:: Records for this exercise ::

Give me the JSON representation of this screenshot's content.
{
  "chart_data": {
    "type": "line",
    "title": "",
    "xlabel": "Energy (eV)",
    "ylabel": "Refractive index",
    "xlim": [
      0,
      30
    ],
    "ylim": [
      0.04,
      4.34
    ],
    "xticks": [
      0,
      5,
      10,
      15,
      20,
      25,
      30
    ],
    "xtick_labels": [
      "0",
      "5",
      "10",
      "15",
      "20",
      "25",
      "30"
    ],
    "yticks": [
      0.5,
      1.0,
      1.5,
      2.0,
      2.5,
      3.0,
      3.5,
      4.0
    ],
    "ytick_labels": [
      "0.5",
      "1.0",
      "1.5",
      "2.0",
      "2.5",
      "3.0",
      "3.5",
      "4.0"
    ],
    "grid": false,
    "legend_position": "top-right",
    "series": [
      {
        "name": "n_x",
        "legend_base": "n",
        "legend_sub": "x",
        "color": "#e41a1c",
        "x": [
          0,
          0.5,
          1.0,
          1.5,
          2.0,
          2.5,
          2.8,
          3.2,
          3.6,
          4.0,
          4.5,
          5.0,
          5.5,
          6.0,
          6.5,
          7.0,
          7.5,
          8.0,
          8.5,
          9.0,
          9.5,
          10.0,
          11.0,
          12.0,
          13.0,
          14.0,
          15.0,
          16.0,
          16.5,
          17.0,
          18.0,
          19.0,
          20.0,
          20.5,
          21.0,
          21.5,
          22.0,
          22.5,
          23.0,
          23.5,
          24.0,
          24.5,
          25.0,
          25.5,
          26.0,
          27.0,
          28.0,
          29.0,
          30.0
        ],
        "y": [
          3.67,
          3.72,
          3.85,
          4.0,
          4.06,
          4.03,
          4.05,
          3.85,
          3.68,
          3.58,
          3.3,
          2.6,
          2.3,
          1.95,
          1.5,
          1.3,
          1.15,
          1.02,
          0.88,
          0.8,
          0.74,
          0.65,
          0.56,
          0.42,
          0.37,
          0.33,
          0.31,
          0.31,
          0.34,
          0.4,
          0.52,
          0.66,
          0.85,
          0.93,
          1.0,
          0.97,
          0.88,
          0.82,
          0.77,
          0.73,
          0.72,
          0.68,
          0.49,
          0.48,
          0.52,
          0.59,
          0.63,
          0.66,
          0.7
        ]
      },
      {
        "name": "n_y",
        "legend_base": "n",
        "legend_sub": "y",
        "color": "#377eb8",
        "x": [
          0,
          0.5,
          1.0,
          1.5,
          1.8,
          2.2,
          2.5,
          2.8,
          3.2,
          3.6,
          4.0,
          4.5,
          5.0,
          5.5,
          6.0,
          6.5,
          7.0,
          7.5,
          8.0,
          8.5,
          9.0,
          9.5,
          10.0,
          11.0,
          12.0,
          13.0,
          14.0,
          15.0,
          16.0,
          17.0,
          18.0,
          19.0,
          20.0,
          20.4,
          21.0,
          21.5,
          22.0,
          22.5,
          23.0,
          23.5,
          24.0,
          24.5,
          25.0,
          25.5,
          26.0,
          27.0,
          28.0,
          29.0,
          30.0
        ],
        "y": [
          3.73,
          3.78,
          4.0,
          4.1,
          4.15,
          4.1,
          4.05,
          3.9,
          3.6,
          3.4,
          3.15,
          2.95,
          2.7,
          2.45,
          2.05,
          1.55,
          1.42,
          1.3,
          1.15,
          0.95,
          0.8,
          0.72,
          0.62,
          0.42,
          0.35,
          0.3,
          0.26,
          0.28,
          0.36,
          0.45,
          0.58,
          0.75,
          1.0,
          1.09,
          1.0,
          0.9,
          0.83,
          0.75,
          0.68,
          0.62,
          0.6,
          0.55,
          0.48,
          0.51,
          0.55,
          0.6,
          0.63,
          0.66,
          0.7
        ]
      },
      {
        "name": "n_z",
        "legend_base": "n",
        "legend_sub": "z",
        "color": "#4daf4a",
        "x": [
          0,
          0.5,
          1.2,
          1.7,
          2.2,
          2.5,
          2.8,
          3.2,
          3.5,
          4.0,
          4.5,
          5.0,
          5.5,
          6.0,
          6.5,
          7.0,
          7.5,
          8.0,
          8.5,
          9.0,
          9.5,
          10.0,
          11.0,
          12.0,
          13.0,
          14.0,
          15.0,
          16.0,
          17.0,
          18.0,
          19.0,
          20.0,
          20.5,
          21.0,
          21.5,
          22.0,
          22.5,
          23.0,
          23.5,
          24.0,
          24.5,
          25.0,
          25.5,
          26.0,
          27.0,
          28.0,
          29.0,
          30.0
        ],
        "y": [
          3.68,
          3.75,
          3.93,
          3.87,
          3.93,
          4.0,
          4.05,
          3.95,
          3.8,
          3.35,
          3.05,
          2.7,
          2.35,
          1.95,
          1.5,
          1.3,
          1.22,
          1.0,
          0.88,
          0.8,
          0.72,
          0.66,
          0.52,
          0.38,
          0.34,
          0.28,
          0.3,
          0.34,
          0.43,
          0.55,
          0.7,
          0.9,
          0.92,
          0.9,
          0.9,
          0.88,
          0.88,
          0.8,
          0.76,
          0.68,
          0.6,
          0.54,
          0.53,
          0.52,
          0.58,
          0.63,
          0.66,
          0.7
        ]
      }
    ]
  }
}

:::

Extract all of the data shown above and repeat it verbatim.

■ **Complete answer**
Give me the JSON representation of this screenshot's content.
{
  "chart_data": {
    "type": "line",
    "title": "",
    "xlabel": "Energy (eV)",
    "ylabel": "Refractive index",
    "xlim": [
      0,
      30
    ],
    "ylim": [
      0.04,
      4.34
    ],
    "xticks": [
      0,
      5,
      10,
      15,
      20,
      25,
      30
    ],
    "xtick_labels": [
      "0",
      "5",
      "10",
      "15",
      "20",
      "25",
      "30"
    ],
    "yticks": [
      0.5,
      1.0,
      1.5,
      2.0,
      2.5,
      3.0,
      3.5,
      4.0
    ],
    "ytick_labels": [
      "0.5",
      "1.0",
      "1.5",
      "2.0",
      "2.5",
      "3.0",
      "3.5",
      "4.0"
    ],
    "grid": false,
    "legend_position": "top-right",
    "series": [
      {
        "name": "n_x",
        "legend_base": "n",
        "legend_sub": "x",
        "color": "#e41a1c",
        "x": [
          0,
          0.5,
          1.0,
          1.5,
          2.0,
          2.5,
          2.8,
          3.2,
          3.6,
          4.0,
          4.5,
          5.0,
          5.5,
          6.0,
          6.5,
          7.0,
          7.5,
          8.0,
          8.5,
          9.0,
          9.5,
          10.0,
          11.0,
          12.0,
          13.0,
          14.0,
          15.0,
          16.0,
          16.5,
          17.0,
          18.0,
          19.0,
          20.0,
          20.5,
          21.0,
          21.5,
          22.0,
          22.5,
          23.0,
          23.5,
          24.0,
          24.5,
          25.0,
          25.5,
          26.0,
          27.0,
          28.0,
          29.0,
          30.0
        ],
        "y": [
          3.67,
          3.72,
          3.85,
          4.0,
          4.06,
          4.03,
          4.05,
          3.85,
          3.68,
          3.58,
          3.3,
          2.6,
          2.3,
          1.95,
          1.5,
          1.3,
          1.15,
          1.02,
          0.88,
          0.8,
          0.74,
          0.65,
          0.56,
          0.42,
          0.37,
          0.33,
          0.31,
          0.31,
          0.34,
          0.4,
          0.52,
          0.66,
          0.85,
          0.93,
          1.0,
          0.97,
          0.88,
          0.82,
          0.77,
          0.73,
          0.72,
          0.68,
          0.49,
          0.48,
          0.52,
          0.59,
          0.63,
          0.66,
          0.7
        ]
      },
      {
        "name": "n_y",
        "legend_base": "n",
        "legend_sub": "y",
        "color": "#377eb8",
        "x": [
          0,
          0.5,
          1.0,
          1.5,
          1.8,
          2.2,
          2.5,
          2.8,
          3.2,
          3.6,
          4.0,
          4.5,
          5.0,
          5.5,
          6.0,
          6.5,
          7.0,
          7.5,
          8.0,
          8.5,
          9.0,
          9.5,
          10.0,
          11.0,
          12.0,
          13.0,
          14.0,
          15.0,
          16.0,
          17.0,
          18.0,
          19.0,
          20.0,
          20.4,
          21.0,
          21.5,
          22.0,
          22.5,
          23.0,
          23.5,
          24.0,
          24.5,
          25.0,
          25.5,
          26.0,
          27.0,
          28.0,
          29.0,
          30.0
        ],
        "y": [
          3.73,
          3.78,
          4.0,
          4.1,
          4.15,
          4.1,
          4.05,
          3.9,
          3.6,
          3.4,
          3.15,
          2.95,
          2.7,
          2.45,
          2.05,
          1.55,
          1.42,
          1.3,
          1.15,
          0.95,
          0.8,
          0.72,
          0.62,
          0.42,
          0.35,
          0.3,
          0.26,
          0.28,
          0.36,
          0.45,
          0.58,
          0.75,
          1.0,
          1.09,
          1.0,
          0.9,
          0.83,
          0.75,
          0.68,
          0.62,
          0.6,
          0.55,
          0.48,
          0.51,
          0.55,
          0.6,
          0.63,
          0.66,
          0.7
        ]
      },
      {
        "name": "n_z",
        "legend_base": "n",
        "legend_sub": "z",
        "color": "#4daf4a",
        "x": [
          0,
          0.5,
          1.2,
          1.7,
          2.2,
          2.5,
          2.8,
          3.2,
          3.5,
          4.0,
          4.5,
          5.0,
          5.5,
          6.0,
          6.5,
          7.0,
          7.5,
          8.0,
          8.5,
          9.0,
          9.5,
          10.0,
          11.0,
          12.0,
          13.0,
          14.0,
          15.0,
          16.0,
          17.0,
          18.0,
          19.0,
          20.0,
          20.5,
          21.0,
          21.5,
          22.0,
          22.5,
          23.0,
          23.5,
          24.0,
          24.5,
          25.0,
          25.5,
          26.0,
          27.0,
          28.0,
          29.0,
          30.0
        ],
        "y": [
          3.68,
          3.75,
          3.93,
          3.87,
          3.93,
          4.0,
          4.05,
          3.95,
          3.8,
          3.35,
          3.05,
          2.7,
          2.35,
          1.95,
          1.5,
          1.3,
          1.22,
          1.0,
          0.88,
          0.8,
          0.72,
          0.66,
          0.52,
          0.38,
          0.34,
          0.28,
          0.3,
          0.34,
          0.43,
          0.55,
          0.7,
          0.9,
          0.92,
          0.9,
          0.9,
          0.88,
          0.88,
          0.8,
          0.76,
          0.68,
          0.6,
          0.54,
          0.53,
          0.52,
          0.58,
          0.63,
          0.66,
          0.7
        ]
      }
    ]
  }
}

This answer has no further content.